* Begin *

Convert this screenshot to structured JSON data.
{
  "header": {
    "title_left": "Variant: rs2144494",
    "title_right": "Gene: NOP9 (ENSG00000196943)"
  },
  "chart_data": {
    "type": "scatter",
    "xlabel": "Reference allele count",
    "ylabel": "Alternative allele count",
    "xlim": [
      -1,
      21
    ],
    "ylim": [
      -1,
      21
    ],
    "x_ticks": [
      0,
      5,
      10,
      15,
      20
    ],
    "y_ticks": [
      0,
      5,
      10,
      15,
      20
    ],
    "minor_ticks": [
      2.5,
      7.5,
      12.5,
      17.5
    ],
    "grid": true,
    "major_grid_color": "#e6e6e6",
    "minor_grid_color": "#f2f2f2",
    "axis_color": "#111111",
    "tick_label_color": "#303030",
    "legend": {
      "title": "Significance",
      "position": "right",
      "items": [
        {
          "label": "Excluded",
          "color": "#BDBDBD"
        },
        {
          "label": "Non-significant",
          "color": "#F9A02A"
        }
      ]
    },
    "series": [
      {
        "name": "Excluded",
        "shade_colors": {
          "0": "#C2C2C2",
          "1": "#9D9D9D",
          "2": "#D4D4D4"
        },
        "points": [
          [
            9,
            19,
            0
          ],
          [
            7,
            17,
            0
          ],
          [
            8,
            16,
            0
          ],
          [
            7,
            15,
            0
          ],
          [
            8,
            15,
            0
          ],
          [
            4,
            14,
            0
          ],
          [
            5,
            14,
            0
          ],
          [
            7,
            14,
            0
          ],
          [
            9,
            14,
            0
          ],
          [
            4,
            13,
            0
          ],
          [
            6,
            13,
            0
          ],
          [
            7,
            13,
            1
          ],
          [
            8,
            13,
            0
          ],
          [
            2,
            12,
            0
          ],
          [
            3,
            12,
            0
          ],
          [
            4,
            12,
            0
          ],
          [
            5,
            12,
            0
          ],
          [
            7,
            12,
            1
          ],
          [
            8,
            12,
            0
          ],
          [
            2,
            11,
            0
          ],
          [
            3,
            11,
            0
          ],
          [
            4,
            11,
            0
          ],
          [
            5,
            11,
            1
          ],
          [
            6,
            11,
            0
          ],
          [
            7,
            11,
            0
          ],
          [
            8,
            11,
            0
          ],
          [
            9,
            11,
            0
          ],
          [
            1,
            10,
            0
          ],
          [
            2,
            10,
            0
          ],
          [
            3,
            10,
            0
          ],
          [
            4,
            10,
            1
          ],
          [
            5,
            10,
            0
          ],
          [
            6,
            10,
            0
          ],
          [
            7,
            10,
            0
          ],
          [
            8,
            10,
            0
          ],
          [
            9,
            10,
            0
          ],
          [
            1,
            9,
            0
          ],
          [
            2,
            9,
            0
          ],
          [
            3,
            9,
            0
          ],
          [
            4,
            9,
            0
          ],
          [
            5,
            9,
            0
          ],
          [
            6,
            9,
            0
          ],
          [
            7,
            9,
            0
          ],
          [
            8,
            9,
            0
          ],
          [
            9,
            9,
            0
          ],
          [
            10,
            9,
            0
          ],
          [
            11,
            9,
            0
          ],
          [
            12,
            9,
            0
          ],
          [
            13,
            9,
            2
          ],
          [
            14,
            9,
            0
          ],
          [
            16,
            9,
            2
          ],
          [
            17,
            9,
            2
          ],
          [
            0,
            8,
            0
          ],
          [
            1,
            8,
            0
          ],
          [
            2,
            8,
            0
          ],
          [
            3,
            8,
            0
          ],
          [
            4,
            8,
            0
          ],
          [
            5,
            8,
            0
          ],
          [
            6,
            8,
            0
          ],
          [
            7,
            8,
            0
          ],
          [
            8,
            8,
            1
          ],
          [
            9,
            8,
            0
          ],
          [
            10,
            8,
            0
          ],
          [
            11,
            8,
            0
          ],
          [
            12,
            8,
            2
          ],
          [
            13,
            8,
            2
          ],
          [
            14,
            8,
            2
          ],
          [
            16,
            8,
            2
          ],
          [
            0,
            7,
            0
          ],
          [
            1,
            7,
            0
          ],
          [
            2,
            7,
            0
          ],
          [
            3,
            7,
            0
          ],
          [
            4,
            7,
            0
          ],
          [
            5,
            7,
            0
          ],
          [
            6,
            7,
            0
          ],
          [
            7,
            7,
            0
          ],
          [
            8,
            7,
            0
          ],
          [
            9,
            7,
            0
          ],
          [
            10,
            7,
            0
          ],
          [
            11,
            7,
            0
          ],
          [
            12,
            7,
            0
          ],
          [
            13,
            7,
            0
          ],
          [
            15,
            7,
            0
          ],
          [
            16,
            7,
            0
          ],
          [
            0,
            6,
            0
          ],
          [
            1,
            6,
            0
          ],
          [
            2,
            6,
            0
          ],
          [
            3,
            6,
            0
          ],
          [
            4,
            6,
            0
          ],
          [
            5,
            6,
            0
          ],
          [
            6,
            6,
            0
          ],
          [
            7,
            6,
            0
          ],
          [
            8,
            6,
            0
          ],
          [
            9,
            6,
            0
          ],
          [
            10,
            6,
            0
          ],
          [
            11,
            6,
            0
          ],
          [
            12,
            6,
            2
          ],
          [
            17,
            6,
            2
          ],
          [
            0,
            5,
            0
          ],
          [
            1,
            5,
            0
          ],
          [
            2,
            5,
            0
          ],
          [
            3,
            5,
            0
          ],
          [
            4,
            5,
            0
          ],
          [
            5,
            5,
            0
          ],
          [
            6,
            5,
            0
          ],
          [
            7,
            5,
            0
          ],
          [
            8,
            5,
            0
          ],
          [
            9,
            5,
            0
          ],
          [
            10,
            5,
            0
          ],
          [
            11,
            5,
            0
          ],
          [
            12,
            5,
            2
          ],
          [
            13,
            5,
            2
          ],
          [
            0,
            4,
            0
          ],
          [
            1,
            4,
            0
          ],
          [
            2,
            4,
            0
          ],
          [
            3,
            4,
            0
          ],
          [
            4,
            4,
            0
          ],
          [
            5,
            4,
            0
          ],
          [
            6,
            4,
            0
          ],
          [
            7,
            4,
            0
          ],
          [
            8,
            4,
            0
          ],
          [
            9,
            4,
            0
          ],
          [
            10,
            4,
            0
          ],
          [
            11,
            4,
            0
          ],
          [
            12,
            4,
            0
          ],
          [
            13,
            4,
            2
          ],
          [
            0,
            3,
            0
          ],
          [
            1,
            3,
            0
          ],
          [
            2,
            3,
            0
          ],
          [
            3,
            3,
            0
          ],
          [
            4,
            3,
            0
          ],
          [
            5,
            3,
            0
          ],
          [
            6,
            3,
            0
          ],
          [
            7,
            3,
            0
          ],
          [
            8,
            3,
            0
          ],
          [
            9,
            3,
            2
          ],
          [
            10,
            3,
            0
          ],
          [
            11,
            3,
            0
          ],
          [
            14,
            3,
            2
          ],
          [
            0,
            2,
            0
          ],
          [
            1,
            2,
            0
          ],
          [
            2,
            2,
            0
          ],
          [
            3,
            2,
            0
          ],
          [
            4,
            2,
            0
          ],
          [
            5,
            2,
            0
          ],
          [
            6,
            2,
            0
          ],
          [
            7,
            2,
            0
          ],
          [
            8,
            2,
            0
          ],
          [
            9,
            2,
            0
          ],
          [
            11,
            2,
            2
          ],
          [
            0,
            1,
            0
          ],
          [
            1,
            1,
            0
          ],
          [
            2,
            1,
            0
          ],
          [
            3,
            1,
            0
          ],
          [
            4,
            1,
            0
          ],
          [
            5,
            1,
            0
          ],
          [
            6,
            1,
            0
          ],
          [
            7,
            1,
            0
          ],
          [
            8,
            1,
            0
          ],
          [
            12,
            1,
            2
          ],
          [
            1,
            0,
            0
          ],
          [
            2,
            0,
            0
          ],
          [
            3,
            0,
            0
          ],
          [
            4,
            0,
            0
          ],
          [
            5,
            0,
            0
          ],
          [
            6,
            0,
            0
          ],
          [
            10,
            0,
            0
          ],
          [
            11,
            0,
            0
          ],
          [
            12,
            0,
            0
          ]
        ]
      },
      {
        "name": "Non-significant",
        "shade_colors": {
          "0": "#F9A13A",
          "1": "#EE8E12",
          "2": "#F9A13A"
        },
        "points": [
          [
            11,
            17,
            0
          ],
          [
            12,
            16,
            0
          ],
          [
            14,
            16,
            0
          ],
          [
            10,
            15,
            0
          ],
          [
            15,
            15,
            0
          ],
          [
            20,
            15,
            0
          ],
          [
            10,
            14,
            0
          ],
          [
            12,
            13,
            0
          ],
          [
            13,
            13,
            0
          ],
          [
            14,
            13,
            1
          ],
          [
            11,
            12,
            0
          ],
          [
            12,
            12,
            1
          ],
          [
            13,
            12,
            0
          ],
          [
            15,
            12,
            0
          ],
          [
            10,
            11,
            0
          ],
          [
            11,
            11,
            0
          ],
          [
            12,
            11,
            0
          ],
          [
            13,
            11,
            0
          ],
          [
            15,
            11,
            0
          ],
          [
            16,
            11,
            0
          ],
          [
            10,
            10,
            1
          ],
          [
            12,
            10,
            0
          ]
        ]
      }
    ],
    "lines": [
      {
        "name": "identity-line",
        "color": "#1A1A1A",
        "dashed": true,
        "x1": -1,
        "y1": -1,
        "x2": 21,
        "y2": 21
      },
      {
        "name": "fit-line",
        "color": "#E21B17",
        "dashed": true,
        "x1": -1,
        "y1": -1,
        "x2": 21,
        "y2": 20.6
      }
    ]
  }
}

* End *

* [What the task requires] Within the material above, find the lines that contain the word "significant"; copy them.

* [Task solution]
          "label": "Non-significant",
        "name": "Non-significant",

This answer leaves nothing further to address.